> [Aim] Return the records that follow, matching each one exactly.

> [Collection entries]
BEGIN
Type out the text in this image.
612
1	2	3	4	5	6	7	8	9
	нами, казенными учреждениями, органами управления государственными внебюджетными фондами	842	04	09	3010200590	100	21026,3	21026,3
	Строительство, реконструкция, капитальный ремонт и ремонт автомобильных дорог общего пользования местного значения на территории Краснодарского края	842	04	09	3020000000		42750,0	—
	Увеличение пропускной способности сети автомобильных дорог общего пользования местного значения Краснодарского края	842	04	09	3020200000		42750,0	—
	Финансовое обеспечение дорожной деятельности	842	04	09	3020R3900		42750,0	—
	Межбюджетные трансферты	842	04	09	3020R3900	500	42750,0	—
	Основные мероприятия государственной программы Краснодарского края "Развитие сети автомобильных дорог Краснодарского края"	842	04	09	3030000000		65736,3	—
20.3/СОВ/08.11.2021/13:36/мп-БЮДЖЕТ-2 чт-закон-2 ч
END
> [Response to the task]
Type out the text in this image.
612
1	2	3	4	5	6	7	8	9
	нами, казенными учреждениями, органами управления государственными внебюджетными фондами	842	04	09	3010200590	100	21026,3	21026,3
	Строительство, реконструкция, капитальный ремонт и ремонт автомобильных дорог общего пользования местного значения на территории Краснодарского края	842	04	09	3020000000		42750,0	—
	Увеличение пропускной способности сети автомобильных дорог общего пользования местного значения Краснодарского края	842	04	09	3020200000		42750,0	—
	Финансовое обеспечение дорожной деятельности	842	04	09	3020R3900		42750,0	—
	Межбюджетные трансферты	842	04	09	3020R3900	500	42750,0	—
	Основные мероприятия государственной программы Краснодарского края "Развитие сети автомобильных дорог Краснодарского края"	842	04	09	3030000000		65736,3	—
20.3/СОВ/08.11.2021/13:36/мп-БЮДЖЕТ-2 чт-закон-2 ч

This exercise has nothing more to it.